Aim of the task =
Look through the data and write out every line with the word "offset" in it.

[Dataset items]

+---+

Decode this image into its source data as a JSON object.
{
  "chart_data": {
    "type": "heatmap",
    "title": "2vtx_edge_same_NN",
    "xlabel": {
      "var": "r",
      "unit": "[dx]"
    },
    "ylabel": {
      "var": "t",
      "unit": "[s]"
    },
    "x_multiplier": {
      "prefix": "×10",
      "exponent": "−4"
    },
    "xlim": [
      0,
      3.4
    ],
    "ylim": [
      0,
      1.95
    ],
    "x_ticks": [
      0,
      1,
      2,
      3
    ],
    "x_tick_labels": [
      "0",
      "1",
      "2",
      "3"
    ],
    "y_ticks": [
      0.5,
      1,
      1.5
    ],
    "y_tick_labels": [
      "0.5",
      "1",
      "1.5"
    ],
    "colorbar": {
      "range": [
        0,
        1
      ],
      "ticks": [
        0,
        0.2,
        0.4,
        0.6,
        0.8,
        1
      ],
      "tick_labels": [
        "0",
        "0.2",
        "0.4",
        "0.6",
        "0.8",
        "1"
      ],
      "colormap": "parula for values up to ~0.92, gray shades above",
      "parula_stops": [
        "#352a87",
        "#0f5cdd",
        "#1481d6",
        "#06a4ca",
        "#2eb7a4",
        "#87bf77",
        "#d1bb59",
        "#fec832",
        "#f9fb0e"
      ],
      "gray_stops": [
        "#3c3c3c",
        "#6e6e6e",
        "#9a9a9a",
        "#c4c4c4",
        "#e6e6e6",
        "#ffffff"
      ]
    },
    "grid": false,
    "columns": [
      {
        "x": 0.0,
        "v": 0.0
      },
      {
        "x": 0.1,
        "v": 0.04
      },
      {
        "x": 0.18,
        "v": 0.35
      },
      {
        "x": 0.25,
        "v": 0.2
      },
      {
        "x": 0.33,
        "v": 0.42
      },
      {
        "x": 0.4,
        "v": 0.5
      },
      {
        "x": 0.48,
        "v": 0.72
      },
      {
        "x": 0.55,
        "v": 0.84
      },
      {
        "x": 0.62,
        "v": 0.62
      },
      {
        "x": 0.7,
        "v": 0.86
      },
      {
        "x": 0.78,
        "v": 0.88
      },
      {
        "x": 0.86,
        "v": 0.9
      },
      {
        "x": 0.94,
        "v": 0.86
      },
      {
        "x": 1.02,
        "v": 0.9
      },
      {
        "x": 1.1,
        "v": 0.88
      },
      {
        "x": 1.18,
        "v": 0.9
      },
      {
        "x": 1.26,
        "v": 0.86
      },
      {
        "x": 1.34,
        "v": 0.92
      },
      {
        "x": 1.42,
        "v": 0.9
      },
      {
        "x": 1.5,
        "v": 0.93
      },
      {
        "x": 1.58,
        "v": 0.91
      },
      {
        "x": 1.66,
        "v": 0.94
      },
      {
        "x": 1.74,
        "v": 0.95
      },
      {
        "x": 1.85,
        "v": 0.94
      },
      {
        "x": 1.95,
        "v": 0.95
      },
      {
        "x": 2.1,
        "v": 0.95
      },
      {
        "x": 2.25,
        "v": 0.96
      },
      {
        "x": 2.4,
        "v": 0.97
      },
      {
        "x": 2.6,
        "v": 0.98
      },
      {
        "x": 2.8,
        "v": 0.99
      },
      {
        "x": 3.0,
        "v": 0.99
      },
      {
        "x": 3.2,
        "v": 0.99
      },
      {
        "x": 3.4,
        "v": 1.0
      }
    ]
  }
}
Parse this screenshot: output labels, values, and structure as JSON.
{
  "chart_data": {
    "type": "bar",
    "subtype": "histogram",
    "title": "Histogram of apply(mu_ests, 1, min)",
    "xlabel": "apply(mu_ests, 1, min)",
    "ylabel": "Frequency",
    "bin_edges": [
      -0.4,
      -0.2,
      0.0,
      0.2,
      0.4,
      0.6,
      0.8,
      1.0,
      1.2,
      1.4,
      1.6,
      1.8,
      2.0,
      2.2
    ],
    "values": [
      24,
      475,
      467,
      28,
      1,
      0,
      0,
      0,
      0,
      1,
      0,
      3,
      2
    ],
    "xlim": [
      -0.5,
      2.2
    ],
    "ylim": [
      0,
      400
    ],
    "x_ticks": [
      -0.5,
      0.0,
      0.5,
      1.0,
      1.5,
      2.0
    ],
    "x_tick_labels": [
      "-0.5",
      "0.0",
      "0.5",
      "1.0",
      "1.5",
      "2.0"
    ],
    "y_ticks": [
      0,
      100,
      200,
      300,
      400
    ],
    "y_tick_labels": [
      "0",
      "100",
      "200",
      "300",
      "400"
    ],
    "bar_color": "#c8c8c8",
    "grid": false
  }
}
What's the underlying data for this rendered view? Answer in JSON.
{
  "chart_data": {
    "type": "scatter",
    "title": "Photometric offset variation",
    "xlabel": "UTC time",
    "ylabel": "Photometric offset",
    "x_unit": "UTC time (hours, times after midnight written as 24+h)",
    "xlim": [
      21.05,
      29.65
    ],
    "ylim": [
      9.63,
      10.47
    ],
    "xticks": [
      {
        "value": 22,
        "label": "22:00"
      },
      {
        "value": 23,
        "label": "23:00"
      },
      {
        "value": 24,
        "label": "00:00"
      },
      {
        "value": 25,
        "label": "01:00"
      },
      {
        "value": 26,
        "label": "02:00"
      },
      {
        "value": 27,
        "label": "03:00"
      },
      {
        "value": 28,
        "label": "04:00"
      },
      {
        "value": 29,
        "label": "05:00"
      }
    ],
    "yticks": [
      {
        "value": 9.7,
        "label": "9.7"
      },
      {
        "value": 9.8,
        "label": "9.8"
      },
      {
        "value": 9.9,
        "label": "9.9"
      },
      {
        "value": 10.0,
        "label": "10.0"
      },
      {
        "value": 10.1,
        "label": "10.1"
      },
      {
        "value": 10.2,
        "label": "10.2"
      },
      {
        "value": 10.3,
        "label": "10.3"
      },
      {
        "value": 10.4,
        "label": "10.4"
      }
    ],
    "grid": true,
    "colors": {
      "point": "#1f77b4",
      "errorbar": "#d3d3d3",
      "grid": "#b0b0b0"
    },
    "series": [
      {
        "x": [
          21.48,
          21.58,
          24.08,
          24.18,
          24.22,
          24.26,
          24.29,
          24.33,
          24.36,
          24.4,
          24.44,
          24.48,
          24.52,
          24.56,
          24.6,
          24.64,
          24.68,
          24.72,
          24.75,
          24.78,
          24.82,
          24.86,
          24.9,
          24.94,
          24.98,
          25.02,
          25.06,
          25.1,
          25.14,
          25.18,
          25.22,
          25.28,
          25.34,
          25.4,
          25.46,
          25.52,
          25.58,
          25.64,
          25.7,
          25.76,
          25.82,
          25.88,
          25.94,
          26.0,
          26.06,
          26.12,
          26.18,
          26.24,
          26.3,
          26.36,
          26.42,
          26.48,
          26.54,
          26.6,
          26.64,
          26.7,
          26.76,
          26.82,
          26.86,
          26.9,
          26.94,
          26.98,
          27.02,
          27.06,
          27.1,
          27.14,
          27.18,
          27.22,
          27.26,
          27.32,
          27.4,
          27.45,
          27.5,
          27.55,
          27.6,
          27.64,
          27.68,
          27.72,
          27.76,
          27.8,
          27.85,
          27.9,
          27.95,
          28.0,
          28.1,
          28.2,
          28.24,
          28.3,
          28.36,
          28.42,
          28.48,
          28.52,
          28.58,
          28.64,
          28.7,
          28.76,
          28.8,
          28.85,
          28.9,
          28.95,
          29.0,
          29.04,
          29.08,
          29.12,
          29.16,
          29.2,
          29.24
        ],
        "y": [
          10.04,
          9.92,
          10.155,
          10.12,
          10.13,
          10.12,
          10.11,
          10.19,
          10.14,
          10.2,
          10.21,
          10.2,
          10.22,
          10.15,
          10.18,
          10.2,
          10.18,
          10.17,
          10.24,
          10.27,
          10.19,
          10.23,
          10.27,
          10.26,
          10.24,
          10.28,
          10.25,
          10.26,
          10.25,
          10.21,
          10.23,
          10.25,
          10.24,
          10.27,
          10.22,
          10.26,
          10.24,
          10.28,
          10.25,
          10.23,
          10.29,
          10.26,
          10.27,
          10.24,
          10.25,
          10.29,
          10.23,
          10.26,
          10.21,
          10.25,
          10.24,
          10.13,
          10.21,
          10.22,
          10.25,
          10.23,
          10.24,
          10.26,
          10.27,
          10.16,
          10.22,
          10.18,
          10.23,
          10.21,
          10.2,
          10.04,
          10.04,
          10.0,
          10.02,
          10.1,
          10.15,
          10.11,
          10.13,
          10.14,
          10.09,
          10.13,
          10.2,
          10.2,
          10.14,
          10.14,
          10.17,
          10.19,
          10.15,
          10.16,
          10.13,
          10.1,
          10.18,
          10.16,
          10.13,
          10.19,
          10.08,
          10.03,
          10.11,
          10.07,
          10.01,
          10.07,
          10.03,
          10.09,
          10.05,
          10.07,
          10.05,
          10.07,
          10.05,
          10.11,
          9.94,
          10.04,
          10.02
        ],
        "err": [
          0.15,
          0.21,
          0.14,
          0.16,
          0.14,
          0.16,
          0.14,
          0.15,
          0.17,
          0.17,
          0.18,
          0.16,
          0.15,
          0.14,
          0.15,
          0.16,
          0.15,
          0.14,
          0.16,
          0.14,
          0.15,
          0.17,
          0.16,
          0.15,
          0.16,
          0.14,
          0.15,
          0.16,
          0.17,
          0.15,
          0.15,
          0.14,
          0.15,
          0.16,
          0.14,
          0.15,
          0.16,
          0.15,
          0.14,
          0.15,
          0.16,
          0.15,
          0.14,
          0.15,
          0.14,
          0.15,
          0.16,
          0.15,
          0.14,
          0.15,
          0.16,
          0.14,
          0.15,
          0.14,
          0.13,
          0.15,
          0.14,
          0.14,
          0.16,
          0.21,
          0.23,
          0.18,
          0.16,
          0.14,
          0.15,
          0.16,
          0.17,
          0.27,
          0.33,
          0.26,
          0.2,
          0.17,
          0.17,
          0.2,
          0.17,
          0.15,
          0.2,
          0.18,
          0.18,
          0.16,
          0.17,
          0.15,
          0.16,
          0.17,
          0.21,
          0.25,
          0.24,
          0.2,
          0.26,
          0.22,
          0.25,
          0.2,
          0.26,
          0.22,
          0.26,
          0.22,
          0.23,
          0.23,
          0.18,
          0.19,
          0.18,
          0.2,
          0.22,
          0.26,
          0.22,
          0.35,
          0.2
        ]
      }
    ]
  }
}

+---+

Task solution =
    "title": "Photometric offset variation",
    "ylabel": "Photometric offset",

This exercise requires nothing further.